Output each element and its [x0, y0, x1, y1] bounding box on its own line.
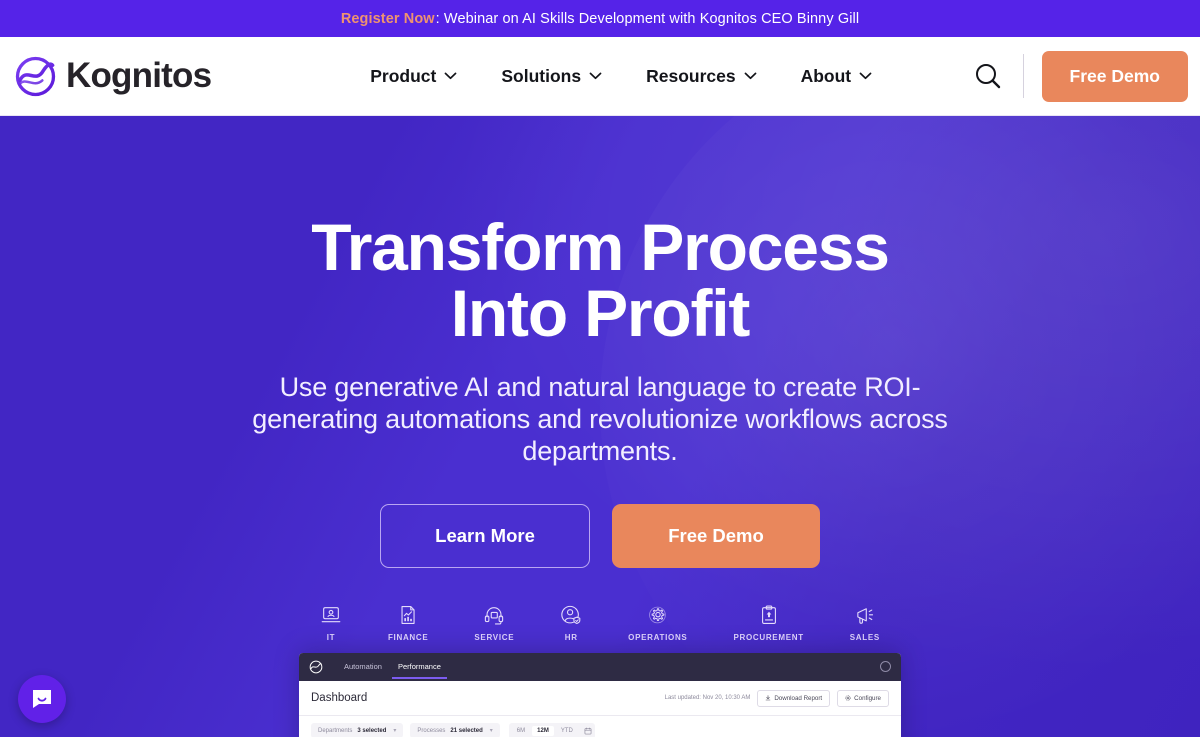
chevron-down-icon: ▾	[393, 728, 397, 735]
range-12m[interactable]: 12M	[532, 725, 554, 736]
dashboard-header-actions: Last updated: Nov 20, 10:30 AM Download …	[664, 689, 889, 707]
header-divider	[1022, 54, 1024, 98]
hero-section: Transform Process Into Profit Use genera…	[0, 116, 1200, 737]
hero-cta-group: Learn More Free Demo	[0, 503, 1200, 568]
department-label: FINANCE	[387, 632, 429, 642]
chat-bubble-icon	[33, 690, 51, 708]
clipboard-icon	[761, 605, 776, 624]
departments-filter-value: 3 selected	[357, 727, 387, 734]
search-icon	[975, 64, 1000, 89]
dashboard-topbar: Automation Performance	[299, 652, 901, 681]
banner-text: : Webinar on AI Skills Development with …	[435, 10, 860, 27]
kognitos-logo-icon	[15, 56, 56, 96]
logo-link[interactable]: Kognitos	[14, 55, 212, 98]
dashboard-header: Dashboard Last updated: Nov 20, 10:30 AM…	[299, 681, 901, 716]
department-sales[interactable]: SALES	[850, 604, 880, 642]
calendar-icon[interactable]	[584, 727, 592, 735]
chevron-down-icon	[444, 72, 457, 80]
nav-item-product[interactable]: Product	[348, 56, 479, 97]
department-label: SALES	[849, 632, 880, 642]
date-range-segmented-control: 6M 12M YTD	[508, 722, 595, 737]
processes-filter-label: Processes	[417, 727, 446, 734]
range-6m[interactable]: 6M	[512, 726, 530, 736]
kognitos-mark-icon	[309, 660, 323, 673]
department-operations[interactable]: OPERATIONS	[628, 604, 687, 642]
chevron-down-icon	[744, 72, 757, 80]
nav-item-about[interactable]: About	[779, 56, 895, 97]
dashboard-title: Dashboard	[311, 692, 368, 705]
megaphone-icon	[857, 607, 873, 624]
hero-content: Transform Process Into Profit Use genera…	[0, 116, 1200, 737]
dashboard-tab-performance[interactable]: Performance	[390, 655, 449, 679]
last-updated-text: Last updated: Nov 20, 10:30 AM	[664, 695, 751, 702]
department-label: IT	[326, 632, 336, 642]
brand-name: Kognitos	[66, 56, 212, 95]
download-icon	[766, 695, 771, 701]
headset-icon	[485, 606, 504, 625]
chevron-down-icon: ▾	[489, 728, 493, 735]
departments-filter-label: Departments	[318, 727, 353, 734]
department-hr[interactable]: HR	[560, 604, 582, 642]
department-label: PROCUREMENT	[733, 632, 804, 642]
chevron-down-icon	[589, 72, 602, 80]
department-icon-strip: IT FINANCE SERVICE HR OPERATIONS PROCURE…	[320, 604, 880, 642]
department-it[interactable]: IT	[320, 604, 342, 642]
dashboard-tab-automation[interactable]: Automation	[336, 655, 390, 679]
chat-launcher-button[interactable]	[18, 675, 66, 723]
nav-item-resources[interactable]: Resources	[624, 56, 779, 97]
dashboard-preview: Automation Performance Dashboard Last up…	[299, 652, 901, 737]
configure-button[interactable]: Configure	[837, 689, 889, 707]
processes-filter[interactable]: Processes 21 selected ▾	[410, 723, 500, 737]
department-label: OPERATIONS	[628, 632, 688, 642]
free-demo-button-header[interactable]: Free Demo	[1041, 50, 1188, 102]
user-shield-icon	[561, 605, 581, 624]
site-header: Kognitos Product Solutions Resources Abo…	[0, 37, 1200, 116]
nav-label: Solutions	[501, 65, 582, 86]
gear-icon	[845, 695, 851, 701]
avatar[interactable]	[880, 661, 891, 673]
department-procurement[interactable]: PROCUREMENT	[733, 604, 803, 642]
announcement-banner[interactable]: Register Now: Webinar on AI Skills Devel…	[0, 0, 1200, 37]
nav-label: Resources	[646, 65, 736, 86]
departments-filter[interactable]: Departments 3 selected ▾	[311, 723, 404, 737]
department-finance[interactable]: FINANCE	[388, 604, 428, 642]
banner-cta-label[interactable]: Register Now	[341, 11, 435, 27]
chevron-down-icon	[859, 72, 872, 80]
header-actions: Free Demo	[965, 50, 1188, 102]
main-navigation: Product Solutions Resources About	[348, 56, 894, 97]
gear-icon	[648, 606, 666, 623]
department-label: HR	[564, 632, 578, 642]
nav-label: Product	[370, 65, 437, 86]
dashboard-filter-bar: Departments 3 selected ▾ Processes 21 se…	[299, 716, 901, 737]
nav-label: About	[800, 65, 852, 86]
processes-filter-value: 21 selected	[450, 727, 483, 734]
configure-label: Configure	[854, 694, 881, 702]
download-report-button[interactable]: Download Report	[757, 689, 831, 707]
download-report-label: Download Report	[774, 694, 823, 702]
department-service[interactable]: SERVICE	[474, 604, 514, 642]
document-chart-icon	[401, 605, 415, 624]
page-title: Transform Process Into Profit	[311, 210, 890, 350]
department-label: SERVICE	[474, 632, 515, 642]
hero-subtitle: Use generative AI and natural language t…	[252, 372, 948, 466]
nav-item-solutions[interactable]: Solutions	[479, 56, 624, 97]
free-demo-button-hero[interactable]: Free Demo	[612, 503, 820, 568]
laptop-user-icon	[321, 606, 341, 622]
range-ytd[interactable]: YTD	[556, 726, 578, 736]
search-button[interactable]	[965, 53, 1011, 99]
learn-more-button[interactable]: Learn More	[380, 503, 590, 568]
++++
## Set exercise
Please repeat, unchanged, the entries from the line containing "728, 397, 735]" to the line containing "604, 582, 642]", including both of those lines.

## The result
chevron-down-icon: ▾	[393, 728, 397, 735]
range-12m[interactable]: 12M	[532, 725, 554, 736]
dashboard-header-actions: Last updated: Nov 20, 10:30 AM Download …	[664, 689, 889, 707]
header-divider	[1022, 54, 1024, 98]
hero-section: Transform Process Into Profit Use genera…	[0, 116, 1200, 737]
hero-cta-group: Learn More Free Demo	[0, 503, 1200, 568]
department-label: FINANCE	[387, 632, 429, 642]
chat-bubble-icon	[33, 690, 51, 708]
clipboard-icon	[761, 605, 776, 624]
departments-filter-value: 3 selected	[357, 727, 387, 734]
search-icon	[975, 64, 1000, 89]
dashboard-topbar: Automation Performance	[299, 652, 901, 681]
banner-text: : Webinar on AI Skills Development with …	[435, 10, 860, 27]
kognitos-logo-icon	[15, 56, 56, 96]
logo-link[interactable]: Kognitos	[14, 55, 212, 98]
dashboard-header: Dashboard Last updated: Nov 20, 10:30 AM…	[299, 681, 901, 716]
department-sales[interactable]: SALES	[850, 604, 880, 642]
calendar-icon[interactable]	[584, 727, 592, 735]
chevron-down-icon	[444, 72, 457, 80]
nav-item-product[interactable]: Product	[348, 56, 479, 97]
department-label: SALES	[849, 632, 880, 642]
date-range-segmented-control: 6M 12M YTD	[508, 722, 595, 737]
processes-filter-label: Processes	[417, 727, 446, 734]
range-6m[interactable]: 6M	[512, 726, 530, 736]
kognitos-mark-icon	[309, 660, 323, 673]
department-operations[interactable]: OPERATIONS	[628, 604, 687, 642]
chevron-down-icon	[744, 72, 757, 80]
nav-item-about[interactable]: About	[779, 56, 895, 97]
dashboard-title: Dashboard	[311, 692, 368, 705]
megaphone-icon	[857, 607, 873, 624]
hero-content: Transform Process Into Profit Use genera…	[0, 116, 1200, 737]
dashboard-tab-performance[interactable]: Performance	[390, 655, 449, 679]
last-updated-text: Last updated: Nov 20, 10:30 AM	[664, 695, 751, 702]
department-label: IT	[326, 632, 336, 642]
brand-name: Kognitos	[66, 56, 212, 95]
download-icon	[766, 695, 771, 701]
headset-icon	[485, 606, 504, 625]
chevron-down-icon: ▾	[489, 728, 493, 735]
departments-filter-label: Departments	[318, 727, 353, 734]
department-hr[interactable]: HR	[560, 604, 582, 642]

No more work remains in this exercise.